- [Work to be completed]
Extract every line of the material below and reproduce it faithfully.

- [Dataset]
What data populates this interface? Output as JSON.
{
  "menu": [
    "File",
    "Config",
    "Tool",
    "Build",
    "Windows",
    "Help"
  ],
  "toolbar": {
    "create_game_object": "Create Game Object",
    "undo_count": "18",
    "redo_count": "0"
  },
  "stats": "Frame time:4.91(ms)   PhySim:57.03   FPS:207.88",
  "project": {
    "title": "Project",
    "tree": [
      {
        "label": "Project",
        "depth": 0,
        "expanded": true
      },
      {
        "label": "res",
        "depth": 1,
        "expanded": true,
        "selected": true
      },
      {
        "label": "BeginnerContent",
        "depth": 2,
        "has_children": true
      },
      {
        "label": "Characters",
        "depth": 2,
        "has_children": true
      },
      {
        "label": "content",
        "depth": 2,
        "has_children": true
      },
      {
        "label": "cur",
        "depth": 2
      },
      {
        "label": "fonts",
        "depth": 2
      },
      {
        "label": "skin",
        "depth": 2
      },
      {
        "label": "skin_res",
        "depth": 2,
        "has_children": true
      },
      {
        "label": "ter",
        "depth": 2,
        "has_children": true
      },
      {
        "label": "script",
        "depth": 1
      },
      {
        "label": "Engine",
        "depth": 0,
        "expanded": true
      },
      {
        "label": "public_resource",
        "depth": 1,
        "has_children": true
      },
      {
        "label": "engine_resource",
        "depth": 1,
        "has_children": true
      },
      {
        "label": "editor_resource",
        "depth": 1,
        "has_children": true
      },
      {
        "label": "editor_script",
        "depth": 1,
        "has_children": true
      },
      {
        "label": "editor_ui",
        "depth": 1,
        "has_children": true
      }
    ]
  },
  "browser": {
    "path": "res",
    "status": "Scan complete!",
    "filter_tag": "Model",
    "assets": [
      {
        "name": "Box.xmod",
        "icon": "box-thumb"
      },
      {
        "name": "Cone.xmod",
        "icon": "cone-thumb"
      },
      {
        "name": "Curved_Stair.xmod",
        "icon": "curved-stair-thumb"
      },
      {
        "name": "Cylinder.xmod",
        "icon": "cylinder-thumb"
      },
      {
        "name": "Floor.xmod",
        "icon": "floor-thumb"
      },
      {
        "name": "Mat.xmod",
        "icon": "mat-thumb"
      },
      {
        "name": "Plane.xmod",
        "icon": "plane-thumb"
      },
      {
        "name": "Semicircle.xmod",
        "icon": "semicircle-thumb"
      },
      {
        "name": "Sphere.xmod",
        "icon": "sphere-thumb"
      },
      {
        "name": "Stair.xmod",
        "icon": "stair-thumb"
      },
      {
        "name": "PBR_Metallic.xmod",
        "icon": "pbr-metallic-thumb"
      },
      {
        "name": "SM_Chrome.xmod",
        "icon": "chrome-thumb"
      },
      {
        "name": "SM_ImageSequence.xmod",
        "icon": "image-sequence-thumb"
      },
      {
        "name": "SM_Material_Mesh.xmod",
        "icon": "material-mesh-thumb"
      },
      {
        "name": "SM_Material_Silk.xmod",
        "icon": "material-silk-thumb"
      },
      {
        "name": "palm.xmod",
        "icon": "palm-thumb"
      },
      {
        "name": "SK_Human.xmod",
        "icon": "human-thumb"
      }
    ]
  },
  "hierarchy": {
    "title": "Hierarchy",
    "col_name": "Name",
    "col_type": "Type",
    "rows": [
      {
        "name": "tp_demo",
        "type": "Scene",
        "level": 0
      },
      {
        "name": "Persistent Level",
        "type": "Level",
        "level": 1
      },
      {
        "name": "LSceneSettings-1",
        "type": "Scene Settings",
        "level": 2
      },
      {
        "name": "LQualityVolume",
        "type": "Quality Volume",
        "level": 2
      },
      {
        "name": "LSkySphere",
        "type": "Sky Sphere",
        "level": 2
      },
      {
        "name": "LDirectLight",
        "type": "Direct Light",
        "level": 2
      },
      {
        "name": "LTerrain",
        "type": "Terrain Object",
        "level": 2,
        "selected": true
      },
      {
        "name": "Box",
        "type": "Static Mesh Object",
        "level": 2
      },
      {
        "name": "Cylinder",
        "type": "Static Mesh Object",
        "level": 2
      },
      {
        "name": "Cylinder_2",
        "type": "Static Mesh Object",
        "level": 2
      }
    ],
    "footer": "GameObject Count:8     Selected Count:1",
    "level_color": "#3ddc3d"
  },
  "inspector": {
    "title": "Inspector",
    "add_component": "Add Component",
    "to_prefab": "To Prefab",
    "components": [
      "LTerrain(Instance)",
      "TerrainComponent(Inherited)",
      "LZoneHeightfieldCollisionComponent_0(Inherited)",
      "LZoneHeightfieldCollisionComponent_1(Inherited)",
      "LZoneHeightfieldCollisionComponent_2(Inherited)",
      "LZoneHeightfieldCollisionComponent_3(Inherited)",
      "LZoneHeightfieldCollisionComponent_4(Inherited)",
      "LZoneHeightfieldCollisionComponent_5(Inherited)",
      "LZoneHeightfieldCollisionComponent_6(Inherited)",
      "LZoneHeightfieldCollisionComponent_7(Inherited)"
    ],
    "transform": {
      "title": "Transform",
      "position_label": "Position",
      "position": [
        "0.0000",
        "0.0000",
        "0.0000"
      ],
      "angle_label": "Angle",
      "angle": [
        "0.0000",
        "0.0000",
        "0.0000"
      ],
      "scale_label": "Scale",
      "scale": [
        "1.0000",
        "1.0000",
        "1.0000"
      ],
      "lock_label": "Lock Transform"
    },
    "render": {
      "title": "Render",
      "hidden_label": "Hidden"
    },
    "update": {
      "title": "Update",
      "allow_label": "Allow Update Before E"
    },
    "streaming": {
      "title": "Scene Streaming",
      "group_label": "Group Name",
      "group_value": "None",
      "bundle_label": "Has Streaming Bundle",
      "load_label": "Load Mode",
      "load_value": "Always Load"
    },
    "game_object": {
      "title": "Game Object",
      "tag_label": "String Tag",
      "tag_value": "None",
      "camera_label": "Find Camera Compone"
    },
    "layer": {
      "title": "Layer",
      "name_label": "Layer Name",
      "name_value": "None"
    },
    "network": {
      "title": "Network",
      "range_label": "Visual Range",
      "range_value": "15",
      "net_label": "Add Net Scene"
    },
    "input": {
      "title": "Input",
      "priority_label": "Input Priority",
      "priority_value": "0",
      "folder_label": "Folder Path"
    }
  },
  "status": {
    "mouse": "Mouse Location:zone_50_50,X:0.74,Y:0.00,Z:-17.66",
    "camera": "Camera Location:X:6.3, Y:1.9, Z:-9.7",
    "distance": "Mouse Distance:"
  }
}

- [Task solution]
What data populates this interface? Output as JSON.
{
  "menu": [
    "File",
    "Config",
    "Tool",
    "Build",
    "Windows",
    "Help"
  ],
  "toolbar": {
    "create_game_object": "Create Game Object",
    "undo_count": "18",
    "redo_count": "0"
  },
  "stats": "Frame time:4.91(ms)   PhySim:57.03   FPS:207.88",
  "project": {
    "title": "Project",
    "tree": [
      {
        "label": "Project",
        "depth": 0,
        "expanded": true
      },
      {
        "label": "res",
        "depth": 1,
        "expanded": true,
        "selected": true
      },
      {
        "label": "BeginnerContent",
        "depth": 2,
        "has_children": true
      },
      {
        "label": "Characters",
        "depth": 2,
        "has_children": true
      },
      {
        "label": "content",
        "depth": 2,
        "has_children": true
      },
      {
        "label": "cur",
        "depth": 2
      },
      {
        "label": "fonts",
        "depth": 2
      },
      {
        "label": "skin",
        "depth": 2
      },
      {
        "label": "skin_res",
        "depth": 2,
        "has_children": true
      },
      {
        "label": "ter",
        "depth": 2,
        "has_children": true
      },
      {
        "label": "script",
        "depth": 1
      },
      {
        "label": "Engine",
        "depth": 0,
        "expanded": true
      },
      {
        "label": "public_resource",
        "depth": 1,
        "has_children": true
      },
      {
        "label": "engine_resource",
        "depth": 1,
        "has_children": true
      },
      {
        "label": "editor_resource",
        "depth": 1,
        "has_children": true
      },
      {
        "label": "editor_script",
        "depth": 1,
        "has_children": true
      },
      {
        "label": "editor_ui",
        "depth": 1,
        "has_children": true
      }
    ]
  },
  "browser": {
    "path": "res",
    "status": "Scan complete!",
    "filter_tag": "Model",
    "assets": [
      {
        "name": "Box.xmod",
        "icon": "box-thumb"
      },
      {
        "name": "Cone.xmod",
        "icon": "cone-thumb"
      },
      {
        "name": "Curved_Stair.xmod",
        "icon": "curved-stair-thumb"
      },
      {
        "name": "Cylinder.xmod",
        "icon": "cylinder-thumb"
      },
      {
        "name": "Floor.xmod",
        "icon": "floor-thumb"
      },
      {
        "name": "Mat.xmod",
        "icon": "mat-thumb"
      },
      {
        "name": "Plane.xmod",
        "icon": "plane-thumb"
      },
      {
        "name": "Semicircle.xmod",
        "icon": "semicircle-thumb"
      },
      {
        "name": "Sphere.xmod",
        "icon": "sphere-thumb"
      },
      {
        "name": "Stair.xmod",
        "icon": "stair-thumb"
      },
      {
        "name": "PBR_Metallic.xmod",
        "icon": "pbr-metallic-thumb"
      },
      {
        "name": "SM_Chrome.xmod",
        "icon": "chrome-thumb"
      },
      {
        "name": "SM_ImageSequence.xmod",
        "icon": "image-sequence-thumb"
      },
      {
        "name": "SM_Material_Mesh.xmod",
        "icon": "material-mesh-thumb"
      },
      {
        "name": "SM_Material_Silk.xmod",
        "icon": "material-silk-thumb"
      },
      {
        "name": "palm.xmod",
        "icon": "palm-thumb"
      },
      {
        "name": "SK_Human.xmod",
        "icon": "human-thumb"
      }
    ]
  },
  "hierarchy": {
    "title": "Hierarchy",
    "col_name": "Name",
    "col_type": "Type",
    "rows": [
      {
        "name": "tp_demo",
        "type": "Scene",
        "level": 0
      },
      {
        "name": "Persistent Level",
        "type": "Level",
        "level": 1
      },
      {
        "name": "LSceneSettings-1",
        "type": "Scene Settings",
        "level": 2
      },
      {
        "name": "LQualityVolume",
        "type": "Quality Volume",
        "level": 2
      },
      {
        "name": "LSkySphere",
        "type": "Sky Sphere",
        "level": 2
      },
      {
        "name": "LDirectLight",
        "type": "Direct Light",
        "level": 2
      },
      {
        "name": "LTerrain",
        "type": "Terrain Object",
        "level": 2,
        "selected": true
      },
      {
        "name": "Box",
        "type": "Static Mesh Object",
        "level": 2
      },
      {
        "name": "Cylinder",
        "type": "Static Mesh Object",
        "level": 2
      },
      {
        "name": "Cylinder_2",
        "type": "Static Mesh Object",
        "level": 2
      }
    ],
    "footer": "GameObject Count:8     Selected Count:1",
    "level_color": "#3ddc3d"
  },
  "inspector": {
    "title": "Inspector",
    "add_component": "Add Component",
    "to_prefab": "To Prefab",
    "components": [
      "LTerrain(Instance)",
      "TerrainComponent(Inherited)",
      "LZoneHeightfieldCollisionComponent_0(Inherited)",
      "LZoneHeightfieldCollisionComponent_1(Inherited)",
      "LZoneHeightfieldCollisionComponent_2(Inherited)",
      "LZoneHeightfieldCollisionComponent_3(Inherited)",
      "LZoneHeightfieldCollisionComponent_4(Inherited)",
      "LZoneHeightfieldCollisionComponent_5(Inherited)",
      "LZoneHeightfieldCollisionComponent_6(Inherited)",
      "LZoneHeightfieldCollisionComponent_7(Inherited)"
    ],
    "transform": {
      "title": "Transform",
      "position_label": "Position",
      "position": [
        "0.0000",
        "0.0000",
        "0.0000"
      ],
      "angle_label": "Angle",
      "angle": [
        "0.0000",
        "0.0000",
        "0.0000"
      ],
      "scale_label": "Scale",
      "scale": [
        "1.0000",
        "1.0000",
        "1.0000"
      ],
      "lock_label": "Lock Transform"
    },
    "render": {
      "title": "Render",
      "hidden_label": "Hidden"
    },
    "update": {
      "title": "Update",
      "allow_label": "Allow Update Before E"
    },
    "streaming": {
      "title": "Scene Streaming",
      "group_label": "Group Name",
      "group_value": "None",
      "bundle_label": "Has Streaming Bundle",
      "load_label": "Load Mode",
      "load_value": "Always Load"
    },
    "game_object": {
      "title": "Game Object",
      "tag_label": "String Tag",
      "tag_value": "None",
      "camera_label": "Find Camera Compone"
    },
    "layer": {
      "title": "Layer",
      "name_label": "Layer Name",
      "name_value": "None"
    },
    "network": {
      "title": "Network",
      "range_label": "Visual Range",
      "range_value": "15",
      "net_label": "Add Net Scene"
    },
    "input": {
      "title": "Input",
      "priority_label": "Input Priority",
      "priority_value": "0",
      "folder_label": "Folder Path"
    }
  },
  "status": {
    "mouse": "Mouse Location:zone_50_50,X:0.74,Y:0.00,Z:-17.66",
    "camera": "Camera Location:X:6.3, Y:1.9, Z:-9.7",
    "distance": "Mouse Distance:"
  }
}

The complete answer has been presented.